[Dataset listings of figures]
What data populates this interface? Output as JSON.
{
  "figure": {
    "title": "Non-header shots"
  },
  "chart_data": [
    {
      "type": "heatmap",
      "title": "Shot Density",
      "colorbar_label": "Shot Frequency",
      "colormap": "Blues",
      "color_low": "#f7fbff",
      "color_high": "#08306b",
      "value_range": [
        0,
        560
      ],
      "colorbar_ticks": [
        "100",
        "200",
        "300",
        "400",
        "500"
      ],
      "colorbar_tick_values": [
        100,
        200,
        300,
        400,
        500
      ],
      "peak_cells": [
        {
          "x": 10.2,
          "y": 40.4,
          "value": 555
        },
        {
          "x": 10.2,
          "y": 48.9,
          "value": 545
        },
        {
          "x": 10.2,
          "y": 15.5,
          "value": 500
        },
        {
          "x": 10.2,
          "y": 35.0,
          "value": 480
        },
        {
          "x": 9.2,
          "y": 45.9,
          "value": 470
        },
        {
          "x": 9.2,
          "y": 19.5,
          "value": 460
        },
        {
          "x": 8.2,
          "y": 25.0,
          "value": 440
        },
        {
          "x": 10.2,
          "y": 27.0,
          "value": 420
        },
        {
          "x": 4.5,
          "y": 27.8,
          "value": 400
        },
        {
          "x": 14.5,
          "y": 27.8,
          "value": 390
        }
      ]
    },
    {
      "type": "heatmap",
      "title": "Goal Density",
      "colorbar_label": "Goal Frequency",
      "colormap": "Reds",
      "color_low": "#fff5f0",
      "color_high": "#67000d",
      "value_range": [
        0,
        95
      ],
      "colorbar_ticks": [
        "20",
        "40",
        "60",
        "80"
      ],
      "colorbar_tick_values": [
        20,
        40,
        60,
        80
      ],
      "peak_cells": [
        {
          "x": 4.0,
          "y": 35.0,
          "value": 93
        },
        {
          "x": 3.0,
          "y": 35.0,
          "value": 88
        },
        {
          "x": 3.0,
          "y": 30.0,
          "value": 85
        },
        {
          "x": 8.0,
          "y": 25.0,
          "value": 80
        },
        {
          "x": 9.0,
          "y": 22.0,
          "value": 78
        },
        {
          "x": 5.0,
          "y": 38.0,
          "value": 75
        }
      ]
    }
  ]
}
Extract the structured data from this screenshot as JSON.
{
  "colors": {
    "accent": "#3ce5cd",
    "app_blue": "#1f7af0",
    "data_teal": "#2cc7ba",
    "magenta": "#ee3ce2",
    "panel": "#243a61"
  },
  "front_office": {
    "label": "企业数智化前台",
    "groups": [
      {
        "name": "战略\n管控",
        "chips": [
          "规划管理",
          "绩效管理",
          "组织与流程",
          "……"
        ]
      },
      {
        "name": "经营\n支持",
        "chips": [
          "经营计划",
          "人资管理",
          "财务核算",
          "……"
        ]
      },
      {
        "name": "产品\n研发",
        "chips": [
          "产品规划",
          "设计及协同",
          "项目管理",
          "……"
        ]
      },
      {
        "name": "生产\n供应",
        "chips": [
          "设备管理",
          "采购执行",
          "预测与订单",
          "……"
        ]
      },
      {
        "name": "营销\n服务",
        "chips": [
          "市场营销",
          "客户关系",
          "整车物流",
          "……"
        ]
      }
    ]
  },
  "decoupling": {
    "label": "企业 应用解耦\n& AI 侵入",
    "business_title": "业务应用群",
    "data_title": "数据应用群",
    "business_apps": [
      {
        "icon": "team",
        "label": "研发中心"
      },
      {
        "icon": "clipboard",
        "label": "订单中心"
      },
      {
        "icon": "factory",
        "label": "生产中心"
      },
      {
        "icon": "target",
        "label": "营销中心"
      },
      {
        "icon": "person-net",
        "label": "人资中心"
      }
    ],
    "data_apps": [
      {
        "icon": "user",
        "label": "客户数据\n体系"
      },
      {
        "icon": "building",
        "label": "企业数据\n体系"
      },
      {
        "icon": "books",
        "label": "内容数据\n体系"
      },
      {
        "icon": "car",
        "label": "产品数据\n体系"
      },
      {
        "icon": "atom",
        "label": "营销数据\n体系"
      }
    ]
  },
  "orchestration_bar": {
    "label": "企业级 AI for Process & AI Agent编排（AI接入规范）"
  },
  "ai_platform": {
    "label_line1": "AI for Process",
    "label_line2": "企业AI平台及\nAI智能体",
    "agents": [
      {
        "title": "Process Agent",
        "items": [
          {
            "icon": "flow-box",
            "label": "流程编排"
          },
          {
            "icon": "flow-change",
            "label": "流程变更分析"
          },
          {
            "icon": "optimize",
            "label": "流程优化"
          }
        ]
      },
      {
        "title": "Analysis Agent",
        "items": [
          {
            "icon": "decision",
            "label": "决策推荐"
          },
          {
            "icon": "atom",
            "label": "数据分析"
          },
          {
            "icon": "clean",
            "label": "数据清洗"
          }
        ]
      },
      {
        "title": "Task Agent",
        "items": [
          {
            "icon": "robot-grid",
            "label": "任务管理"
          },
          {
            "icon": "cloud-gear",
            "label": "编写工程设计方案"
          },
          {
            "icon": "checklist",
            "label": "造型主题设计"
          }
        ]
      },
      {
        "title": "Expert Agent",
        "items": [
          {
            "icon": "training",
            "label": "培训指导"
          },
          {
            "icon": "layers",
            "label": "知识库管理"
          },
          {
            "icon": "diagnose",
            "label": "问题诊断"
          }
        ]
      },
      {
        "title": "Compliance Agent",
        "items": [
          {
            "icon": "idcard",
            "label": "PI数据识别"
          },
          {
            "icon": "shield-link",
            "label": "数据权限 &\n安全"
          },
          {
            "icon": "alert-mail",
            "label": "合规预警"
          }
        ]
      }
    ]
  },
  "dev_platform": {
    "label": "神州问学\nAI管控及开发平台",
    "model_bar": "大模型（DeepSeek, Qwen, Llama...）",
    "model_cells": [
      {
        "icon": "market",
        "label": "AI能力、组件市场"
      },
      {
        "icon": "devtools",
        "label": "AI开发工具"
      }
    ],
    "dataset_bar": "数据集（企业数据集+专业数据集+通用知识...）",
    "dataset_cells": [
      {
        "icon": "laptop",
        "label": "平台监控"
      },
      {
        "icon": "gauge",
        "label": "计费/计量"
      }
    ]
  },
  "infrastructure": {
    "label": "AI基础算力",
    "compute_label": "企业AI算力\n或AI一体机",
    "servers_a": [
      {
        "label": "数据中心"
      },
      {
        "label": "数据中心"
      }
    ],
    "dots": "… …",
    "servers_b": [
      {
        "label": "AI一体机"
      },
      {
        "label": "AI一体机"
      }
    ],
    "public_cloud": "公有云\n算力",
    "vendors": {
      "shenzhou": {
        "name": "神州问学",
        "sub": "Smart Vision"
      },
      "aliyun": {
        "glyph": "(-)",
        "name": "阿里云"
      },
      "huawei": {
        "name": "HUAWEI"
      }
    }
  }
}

**Set problem**
Write out every line of the material again, exactly as it reads.

**Task response**
What data populates this interface? Output as JSON.
{
  "figure": {
    "title": "Non-header shots"
  },
  "chart_data": [
    {
      "type": "heatmap",
      "title": "Shot Density",
      "colorbar_label": "Shot Frequency",
      "colormap": "Blues",
      "color_low": "#f7fbff",
      "color_high": "#08306b",
      "value_range": [
        0,
        560
      ],
      "colorbar_ticks": [
        "100",
        "200",
        "300",
        "400",
        "500"
      ],
      "colorbar_tick_values": [
        100,
        200,
        300,
        400,
        500
      ],
      "peak_cells": [
        {
          "x": 10.2,
          "y": 40.4,
          "value": 555
        },
        {
          "x": 10.2,
          "y": 48.9,
          "value": 545
        },
        {
          "x": 10.2,
          "y": 15.5,
          "value": 500
        },
        {
          "x": 10.2,
          "y": 35.0,
          "value": 480
        },
        {
          "x": 9.2,
          "y": 45.9,
          "value": 470
        },
        {
          "x": 9.2,
          "y": 19.5,
          "value": 460
        },
        {
          "x": 8.2,
          "y": 25.0,
          "value": 440
        },
        {
          "x": 10.2,
          "y": 27.0,
          "value": 420
        },
        {
          "x": 4.5,
          "y": 27.8,
          "value": 400
        },
        {
          "x": 14.5,
          "y": 27.8,
          "value": 390
        }
      ]
    },
    {
      "type": "heatmap",
      "title": "Goal Density",
      "colorbar_label": "Goal Frequency",
      "colormap": "Reds",
      "color_low": "#fff5f0",
      "color_high": "#67000d",
      "value_range": [
        0,
        95
      ],
      "colorbar_ticks": [
        "20",
        "40",
        "60",
        "80"
      ],
      "colorbar_tick_values": [
        20,
        40,
        60,
        80
      ],
      "peak_cells": [
        {
          "x": 4.0,
          "y": 35.0,
          "value": 93
        },
        {
          "x": 3.0,
          "y": 35.0,
          "value": 88
        },
        {
          "x": 3.0,
          "y": 30.0,
          "value": 85
        },
        {
          "x": 8.0,
          "y": 25.0,
          "value": 80
        },
        {
          "x": 9.0,
          "y": 22.0,
          "value": 78
        },
        {
          "x": 5.0,
          "y": 38.0,
          "value": 75
        }
      ]
    }
  ]
}
Extract the structured data from this screenshot as JSON.
{
  "colors": {
    "accent": "#3ce5cd",
    "app_blue": "#1f7af0",
    "data_teal": "#2cc7ba",
    "magenta": "#ee3ce2",
    "panel": "#243a61"
  },
  "front_office": {
    "label": "企业数智化前台",
    "groups": [
      {
        "name": "战略\n管控",
        "chips": [
          "规划管理",
          "绩效管理",
          "组织与流程",
          "……"
        ]
      },
      {
        "name": "经营\n支持",
        "chips": [
          "经营计划",
          "人资管理",
          "财务核算",
          "……"
        ]
      },
      {
        "name": "产品\n研发",
        "chips": [
          "产品规划",
          "设计及协同",
          "项目管理",
          "……"
        ]
      },
      {
        "name": "生产\n供应",
        "chips": [
          "设备管理",
          "采购执行",
          "预测与订单",
          "……"
        ]
      },
      {
        "name": "营销\n服务",
        "chips": [
          "市场营销",
          "客户关系",
          "整车物流",
          "……"
        ]
      }
    ]
  },
  "decoupling": {
    "label": "企业 应用解耦\n& AI 侵入",
    "business_title": "业务应用群",
    "data_title": "数据应用群",
    "business_apps": [
      {
        "icon": "team",
        "label": "研发中心"
      },
      {
        "icon": "clipboard",
        "label": "订单中心"
      },
      {
        "icon": "factory",
        "label": "生产中心"
      },
      {
        "icon": "target",
        "label": "营销中心"
      },
      {
        "icon": "person-net",
        "label": "人资中心"
      }
    ],
    "data_apps": [
      {
        "icon": "user",
        "label": "客户数据\n体系"
      },
      {
        "icon": "building",
        "label": "企业数据\n体系"
      },
      {
        "icon": "books",
        "label": "内容数据\n体系"
      },
      {
        "icon": "car",
        "label": "产品数据\n体系"
      },
      {
        "icon": "atom",
        "label": "营销数据\n体系"
      }
    ]
  },
  "orchestration_bar": {
    "label": "企业级 AI for Process & AI Agent编排（AI接入规范）"
  },
  "ai_platform": {
    "label_line1": "AI for Process",
    "label_line2": "企业AI平台及\nAI智能体",
    "agents": [
      {
        "title": "Process Agent",
        "items": [
          {
            "icon": "flow-box",
            "label": "流程编排"
          },
          {
            "icon": "flow-change",
            "label": "流程变更分析"
          },
          {
            "icon": "optimize",
            "label": "流程优化"
          }
        ]
      },
      {
        "title": "Analysis Agent",
        "items": [
          {
            "icon": "decision",
            "label": "决策推荐"
          },
          {
            "icon": "atom",
            "label": "数据分析"
          },
          {
            "icon": "clean",
            "label": "数据清洗"
          }
        ]
      },
      {
        "title": "Task Agent",
        "items": [
          {
            "icon": "robot-grid",
            "label": "任务管理"
          },
          {
            "icon": "cloud-gear",
            "label": "编写工程设计方案"
          },
          {
            "icon": "checklist",
            "label": "造型主题设计"
          }
        ]
      },
      {
        "title": "Expert Agent",
        "items": [
          {
            "icon": "training",
            "label": "培训指导"
          },
          {
            "icon": "layers",
            "label": "知识库管理"
          },
          {
            "icon": "diagnose",
            "label": "问题诊断"
          }
        ]
      },
      {
        "title": "Compliance Agent",
        "items": [
          {
            "icon": "idcard",
            "label": "PI数据识别"
          },
          {
            "icon": "shield-link",
            "label": "数据权限 &\n安全"
          },
          {
            "icon": "alert-mail",
            "label": "合规预警"
          }
        ]
      }
    ]
  },
  "dev_platform": {
    "label": "神州问学\nAI管控及开发平台",
    "model_bar": "大模型（DeepSeek, Qwen, Llama...）",
    "model_cells": [
      {
        "icon": "market",
        "label": "AI能力、组件市场"
      },
      {
        "icon": "devtools",
        "label": "AI开发工具"
      }
    ],
    "dataset_bar": "数据集（企业数据集+专业数据集+通用知识...）",
    "dataset_cells": [
      {
        "icon": "laptop",
        "label": "平台监控"
      },
      {
        "icon": "gauge",
        "label": "计费/计量"
      }
    ]
  },
  "infrastructure": {
    "label": "AI基础算力",
    "compute_label": "企业AI算力\n或AI一体机",
    "servers_a": [
      {
        "label": "数据中心"
      },
      {
        "label": "数据中心"
      }
    ],
    "dots": "… …",
    "servers_b": [
      {
        "label": "AI一体机"
      },
      {
        "label": "AI一体机"
      }
    ],
    "public_cloud": "公有云\n算力",
    "vendors": {
      "shenzhou": {
        "name": "神州问学",
        "sub": "Smart Vision"
      },
      "aliyun": {
        "glyph": "(-)",
        "name": "阿里云"
      },
      "huawei": {
        "name": "HUAWEI"
      }
    }
  }
}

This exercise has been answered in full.